[Records about charts and figures]
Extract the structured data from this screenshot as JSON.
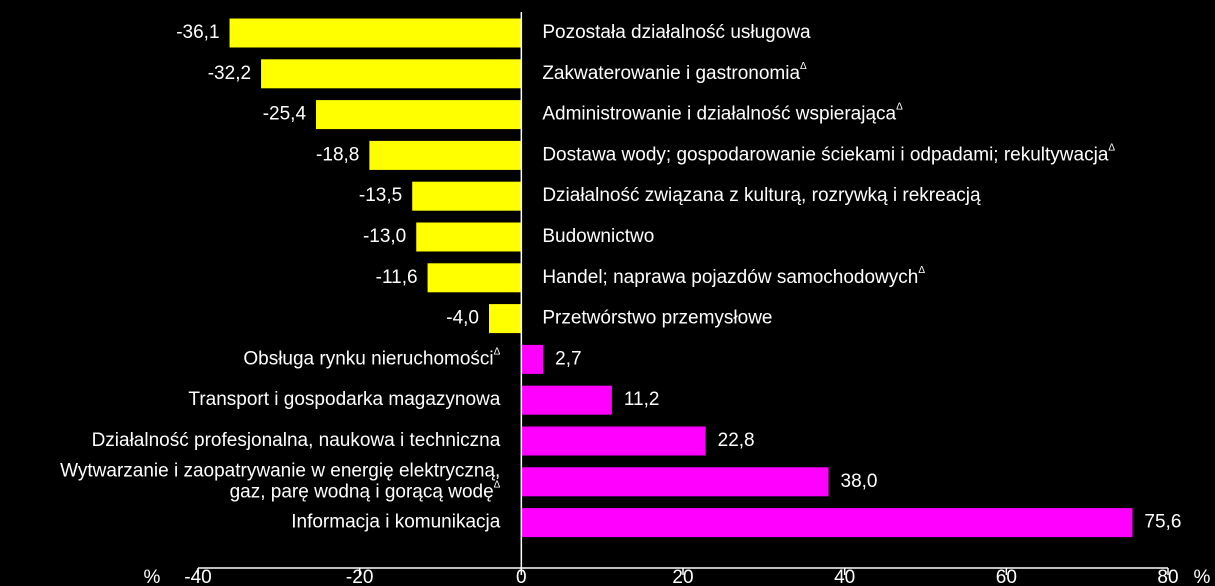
{
  "chart_data": {
    "type": "bar",
    "orientation": "horizontal",
    "categories": [
      "Pozostała działalność usługowa",
      "Zakwaterowanie i gastronomia",
      "Administrowanie i działalność wspierająca",
      "Dostawa wody; gospodarowanie ściekami i odpadami; rekultywacja",
      "Działalność związana z kulturą, rozrywką i rekreacją",
      "Budownictwo",
      "Handel; naprawa pojazdów samochodowych",
      "Przetwórstwo przemysłowe",
      "Obsługa rynku nieruchomości",
      "Transport i gospodarka magazynowa",
      "Działalność profesjonalna, naukowa i techniczna",
      [
        "Wytwarzanie i zaopatrywanie w energię elektryczną,",
        "gaz, parę wodną i gorącą wodę"
      ],
      "Informacja i komunikacja"
    ],
    "category_marks": [
      null,
      "Δ",
      "Δ",
      "Δ",
      null,
      null,
      "Δ",
      null,
      "Δ",
      null,
      null,
      "Δ",
      null
    ],
    "values": [
      -36.1,
      -32.2,
      -25.4,
      -18.8,
      -13.5,
      -13.0,
      -11.6,
      -4.0,
      2.7,
      11.2,
      22.8,
      38.0,
      75.6
    ],
    "value_labels": [
      "-36,1",
      "-32,2",
      "-25,4",
      "-18,8",
      "-13,5",
      "-13,0",
      "-11,6",
      "-4,0",
      "2,7",
      "11,2",
      "22,8",
      "38,0",
      "75,6"
    ],
    "negative_color": "#ffff00",
    "positive_color": "#ff00ff",
    "xlim": [
      -40,
      80
    ],
    "xticks": [
      -40,
      -20,
      0,
      20,
      40,
      60,
      80
    ],
    "axis_label_left": "%",
    "axis_label_right": "%"
  }
}
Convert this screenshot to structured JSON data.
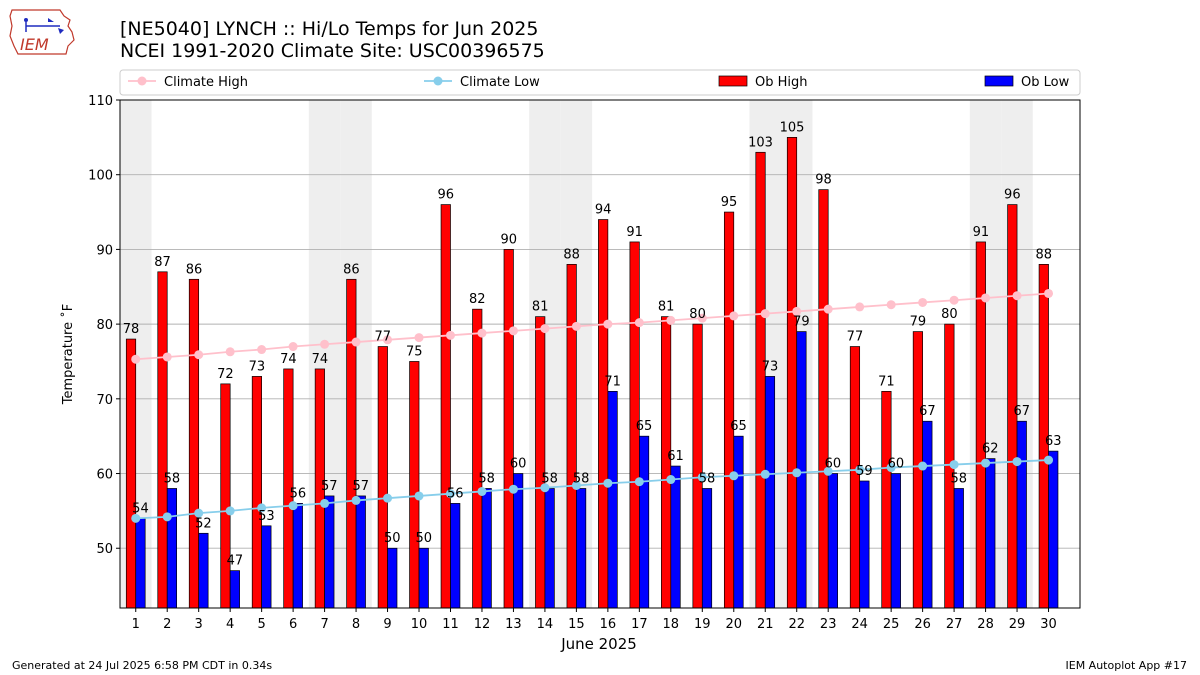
{
  "header": {
    "logo_text": "IEM",
    "title_line1": "[NE5040] LYNCH :: Hi/Lo Temps for Jun 2025",
    "title_line2": "NCEI 1991-2020 Climate Site: USC00396575"
  },
  "footer": {
    "left": "Generated at 24 Jul 2025 6:58 PM CDT in 0.34s",
    "right": "IEM Autoplot App #17"
  },
  "colors": {
    "ob_high": "#ff0000",
    "ob_low": "#0000ff",
    "climate_high": "#ffc0cb",
    "climate_low": "#87ceeb",
    "weekend_shade": "#eeeeee",
    "grid": "#b0b0b0"
  },
  "chart_data": {
    "type": "bar",
    "xlabel": "June 2025",
    "ylabel": "Temperature ˚F",
    "ylim": [
      42,
      110
    ],
    "yticks": [
      50,
      60,
      70,
      80,
      90,
      100,
      110
    ],
    "grid": "horizontal",
    "legend_position": "top",
    "categories": [
      "1",
      "2",
      "3",
      "4",
      "5",
      "6",
      "7",
      "8",
      "9",
      "10",
      "11",
      "12",
      "13",
      "14",
      "15",
      "16",
      "17",
      "18",
      "19",
      "20",
      "21",
      "22",
      "23",
      "24",
      "25",
      "26",
      "27",
      "28",
      "29",
      "30"
    ],
    "shaded_days": [
      1,
      7,
      8,
      14,
      15,
      21,
      22,
      28,
      29
    ],
    "series": [
      {
        "name": "Climate High",
        "kind": "line",
        "values": [
          75.3,
          75.6,
          75.9,
          76.3,
          76.6,
          77.0,
          77.3,
          77.6,
          77.9,
          78.2,
          78.5,
          78.8,
          79.1,
          79.4,
          79.7,
          80.0,
          80.2,
          80.5,
          80.8,
          81.1,
          81.4,
          81.7,
          82.0,
          82.3,
          82.6,
          82.9,
          83.2,
          83.5,
          83.8,
          84.1
        ]
      },
      {
        "name": "Climate Low",
        "kind": "line",
        "values": [
          54.0,
          54.2,
          54.7,
          55.0,
          55.4,
          55.7,
          56.0,
          56.4,
          56.7,
          57.0,
          57.3,
          57.6,
          57.9,
          58.1,
          58.4,
          58.7,
          58.9,
          59.2,
          59.5,
          59.7,
          59.9,
          60.1,
          60.3,
          60.5,
          60.8,
          61.0,
          61.2,
          61.4,
          61.6,
          61.8
        ]
      },
      {
        "name": "Ob High",
        "kind": "bar",
        "values": [
          78,
          87,
          86,
          72,
          73,
          74,
          74,
          86,
          77,
          75,
          96,
          82,
          90,
          81,
          88,
          94,
          91,
          81,
          80,
          95,
          103,
          105,
          98,
          77,
          71,
          79,
          80,
          91,
          96,
          88
        ]
      },
      {
        "name": "Ob Low",
        "kind": "bar",
        "values": [
          54,
          58,
          52,
          47,
          53,
          56,
          57,
          57,
          50,
          50,
          56,
          58,
          60,
          58,
          58,
          71,
          65,
          61,
          58,
          65,
          73,
          79,
          60,
          59,
          60,
          67,
          58,
          62,
          67,
          63
        ]
      }
    ]
  }
}
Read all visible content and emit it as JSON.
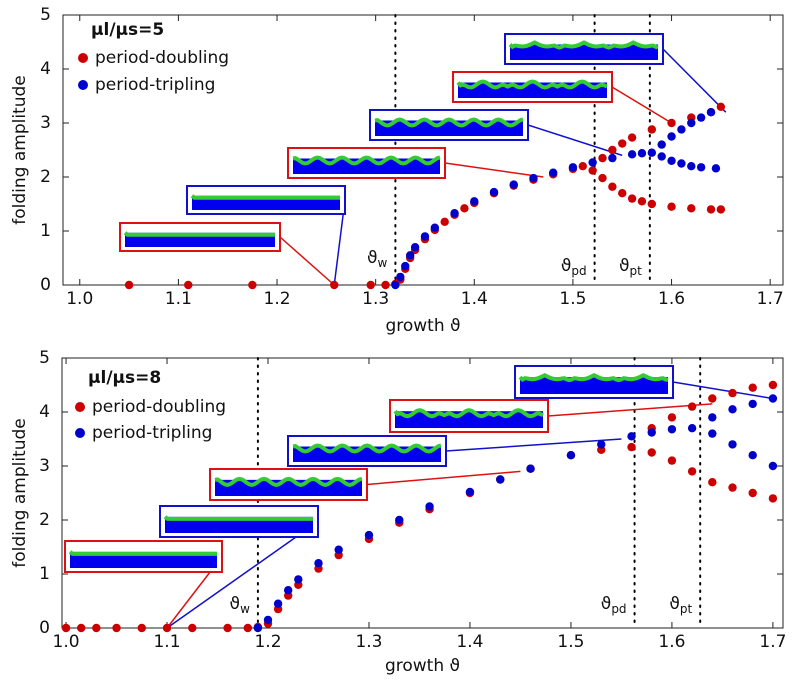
{
  "chart_data": [
    {
      "type": "scatter",
      "legend_title": "μl/μs=5",
      "xlabel": "growth ϑ",
      "ylabel": "folding amplitude",
      "xlim": [
        0.983,
        1.713
      ],
      "ylim": [
        0,
        5
      ],
      "xticks": [
        {
          "value": 1,
          "label": "1.0"
        },
        1.1,
        1.2,
        1.3,
        1.4,
        1.5,
        1.6,
        1.7
      ],
      "yticks": [
        0,
        1,
        2,
        3,
        4,
        5
      ],
      "series": [
        {
          "name": "period-doubling",
          "color": "#cc0000",
          "x": [
            1.05,
            1.11,
            1.175,
            1.258,
            1.295,
            1.31,
            1.32,
            1.325,
            1.33,
            1.335,
            1.34,
            1.35,
            1.36,
            1.37,
            1.38,
            1.39,
            1.4,
            1.42,
            1.44,
            1.46,
            1.48,
            1.5,
            1.51,
            1.52,
            1.53,
            1.54,
            1.55,
            1.56,
            1.57,
            1.58,
            1.6,
            1.62,
            1.64,
            1.65,
            1.53,
            1.54,
            1.55,
            1.56,
            1.58,
            1.6,
            1.62,
            1.64,
            1.65
          ],
          "values": [
            0,
            0,
            0,
            0,
            0,
            0,
            0.02,
            0.1,
            0.3,
            0.5,
            0.65,
            0.85,
            1.02,
            1.17,
            1.3,
            1.42,
            1.52,
            1.7,
            1.84,
            1.95,
            2.05,
            2.15,
            2.2,
            2.12,
            1.98,
            1.82,
            1.7,
            1.6,
            1.55,
            1.5,
            1.45,
            1.42,
            1.4,
            1.4,
            2.35,
            2.5,
            2.62,
            2.73,
            2.88,
            3.0,
            3.1,
            3.2,
            3.3
          ]
        },
        {
          "name": "period-tripling",
          "color": "#0000cc",
          "x": [
            1.32,
            1.325,
            1.33,
            1.335,
            1.34,
            1.35,
            1.36,
            1.38,
            1.4,
            1.42,
            1.44,
            1.46,
            1.48,
            1.5,
            1.52,
            1.54,
            1.56,
            1.57,
            1.58,
            1.59,
            1.6,
            1.61,
            1.62,
            1.63,
            1.645,
            1.59,
            1.6,
            1.61,
            1.62,
            1.63,
            1.64
          ],
          "values": [
            0,
            0.15,
            0.35,
            0.55,
            0.7,
            0.9,
            1.06,
            1.33,
            1.55,
            1.72,
            1.86,
            1.98,
            2.08,
            2.18,
            2.27,
            2.35,
            2.42,
            2.44,
            2.45,
            2.38,
            2.3,
            2.25,
            2.2,
            2.18,
            2.16,
            2.6,
            2.75,
            2.88,
            3.0,
            3.1,
            3.2
          ]
        }
      ],
      "vlines": [
        {
          "x": 1.32,
          "symbol": "ϑ",
          "sub": "w"
        },
        {
          "x": 1.522,
          "symbol": "ϑ",
          "sub": "pd"
        },
        {
          "x": 1.578,
          "symbol": "ϑ",
          "sub": "pt"
        }
      ]
    },
    {
      "type": "scatter",
      "legend_title": "μl/μs=8",
      "xlabel": "growth ϑ",
      "ylabel": "folding amplitude",
      "xlim": [
        0.996,
        1.71
      ],
      "ylim": [
        0,
        5
      ],
      "xticks": [
        {
          "value": 1,
          "label": "1.0"
        },
        1.1,
        1.2,
        1.3,
        1.4,
        1.5,
        1.6,
        1.7
      ],
      "yticks": [
        0,
        1,
        2,
        3,
        4,
        5
      ],
      "series": [
        {
          "name": "period-doubling",
          "color": "#cc0000",
          "x": [
            1.0,
            1.015,
            1.03,
            1.05,
            1.075,
            1.1,
            1.125,
            1.16,
            1.18,
            1.19,
            1.2,
            1.21,
            1.22,
            1.23,
            1.25,
            1.27,
            1.3,
            1.33,
            1.36,
            1.4,
            1.43,
            1.46,
            1.5,
            1.53,
            1.56,
            1.58,
            1.6,
            1.62,
            1.64,
            1.66,
            1.68,
            1.7,
            1.58,
            1.6,
            1.62,
            1.64,
            1.66,
            1.68,
            1.7
          ],
          "values": [
            0,
            0,
            0,
            0,
            0,
            0,
            0,
            0,
            0,
            0.02,
            0.08,
            0.35,
            0.6,
            0.8,
            1.1,
            1.35,
            1.65,
            1.95,
            2.2,
            2.5,
            2.75,
            2.95,
            3.2,
            3.3,
            3.35,
            3.25,
            3.1,
            2.9,
            2.7,
            2.6,
            2.5,
            2.4,
            3.7,
            3.9,
            4.1,
            4.25,
            4.35,
            4.45,
            4.5
          ]
        },
        {
          "name": "period-tripling",
          "color": "#0000cc",
          "x": [
            1.19,
            1.2,
            1.21,
            1.22,
            1.23,
            1.25,
            1.27,
            1.3,
            1.33,
            1.36,
            1.4,
            1.43,
            1.46,
            1.5,
            1.53,
            1.56,
            1.58,
            1.6,
            1.62,
            1.64,
            1.66,
            1.68,
            1.7,
            1.64,
            1.66,
            1.68,
            1.7
          ],
          "values": [
            0,
            0.15,
            0.45,
            0.7,
            0.9,
            1.2,
            1.45,
            1.72,
            2.0,
            2.25,
            2.52,
            2.75,
            2.95,
            3.2,
            3.4,
            3.55,
            3.62,
            3.68,
            3.7,
            3.6,
            3.4,
            3.2,
            3.0,
            3.9,
            4.05,
            4.15,
            4.25
          ]
        }
      ],
      "vlines": [
        {
          "x": 1.19,
          "symbol": "ϑ",
          "sub": "w"
        },
        {
          "x": 1.563,
          "symbol": "ϑ",
          "sub": "pd"
        },
        {
          "x": 1.628,
          "symbol": "ϑ",
          "sub": "pt"
        }
      ]
    }
  ]
}
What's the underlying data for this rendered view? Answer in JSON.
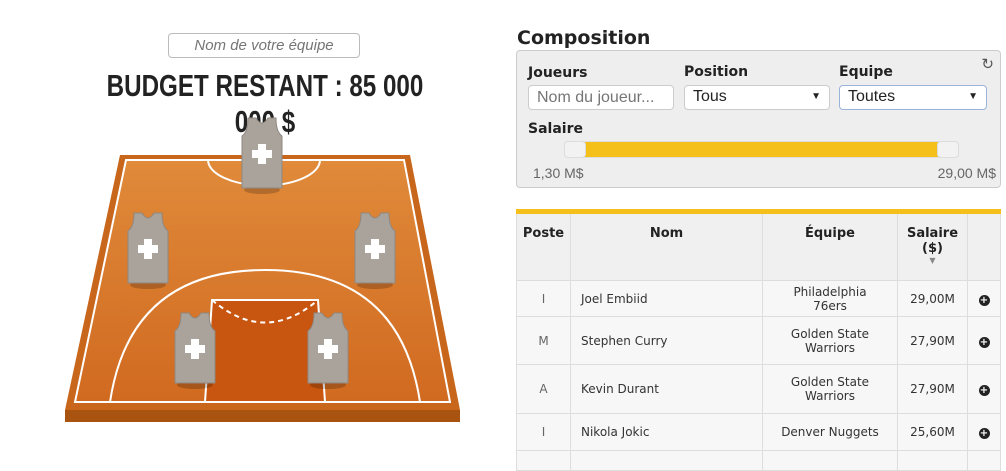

- [Required task]
Give only the count of lines in which the string "structured" appears.

- [Complete response]
2